* **Task goal**: Copy every one of the following rows word for word, without changing anything.

[Data listing]
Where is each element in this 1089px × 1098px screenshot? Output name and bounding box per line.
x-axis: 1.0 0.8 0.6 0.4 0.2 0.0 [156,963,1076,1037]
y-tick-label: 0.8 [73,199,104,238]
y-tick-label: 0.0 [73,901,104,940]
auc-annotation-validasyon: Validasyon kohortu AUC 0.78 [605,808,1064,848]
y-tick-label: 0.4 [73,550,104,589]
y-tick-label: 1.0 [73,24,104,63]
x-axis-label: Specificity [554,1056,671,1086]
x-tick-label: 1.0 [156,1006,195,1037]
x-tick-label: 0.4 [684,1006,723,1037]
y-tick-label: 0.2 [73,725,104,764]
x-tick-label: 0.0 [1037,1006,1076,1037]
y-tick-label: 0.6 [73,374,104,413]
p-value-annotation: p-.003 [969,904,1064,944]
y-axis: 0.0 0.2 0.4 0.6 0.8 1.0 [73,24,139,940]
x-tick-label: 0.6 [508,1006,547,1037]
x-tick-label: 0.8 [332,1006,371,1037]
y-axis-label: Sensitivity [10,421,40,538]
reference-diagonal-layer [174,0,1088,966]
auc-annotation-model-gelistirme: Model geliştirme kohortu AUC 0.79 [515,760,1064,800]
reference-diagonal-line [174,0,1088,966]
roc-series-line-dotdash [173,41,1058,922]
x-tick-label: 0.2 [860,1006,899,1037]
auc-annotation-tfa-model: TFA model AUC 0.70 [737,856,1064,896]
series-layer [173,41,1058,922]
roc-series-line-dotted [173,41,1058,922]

* **Worked answer**:
Where is each element in this 1089px × 1098px screenshot? Output name and bounding box per line.
x-axis: 1.0 0.8 0.6 0.4 0.2 0.0 [156,963,1076,1037]
y-tick-label: 0.8 [73,199,104,238]
y-tick-label: 0.0 [73,901,104,940]
auc-annotation-validasyon: Validasyon kohortu AUC 0.78 [605,808,1064,848]
y-tick-label: 0.4 [73,550,104,589]
y-tick-label: 1.0 [73,24,104,63]
x-axis-label: Specificity [554,1056,671,1086]
x-tick-label: 1.0 [156,1006,195,1037]
x-tick-label: 0.4 [684,1006,723,1037]
y-tick-label: 0.2 [73,725,104,764]
x-tick-label: 0.0 [1037,1006,1076,1037]
y-tick-label: 0.6 [73,374,104,413]
p-value-annotation: p-.003 [969,904,1064,944]
y-axis: 0.0 0.2 0.4 0.6 0.8 1.0 [73,24,139,940]
x-tick-label: 0.6 [508,1006,547,1037]
x-tick-label: 0.8 [332,1006,371,1037]
y-axis-label: Sensitivity [10,421,40,538]
reference-diagonal-layer [174,0,1088,966]
auc-annotation-model-gelistirme: Model geliştirme kohortu AUC 0.79 [515,760,1064,800]
reference-diagonal-line [174,0,1088,966]
roc-series-line-dotdash [173,41,1058,922]
x-tick-label: 0.2 [860,1006,899,1037]
auc-annotation-tfa-model: TFA model AUC 0.70 [737,856,1064,896]
series-layer [173,41,1058,922]
roc-series-line-dotted [173,41,1058,922]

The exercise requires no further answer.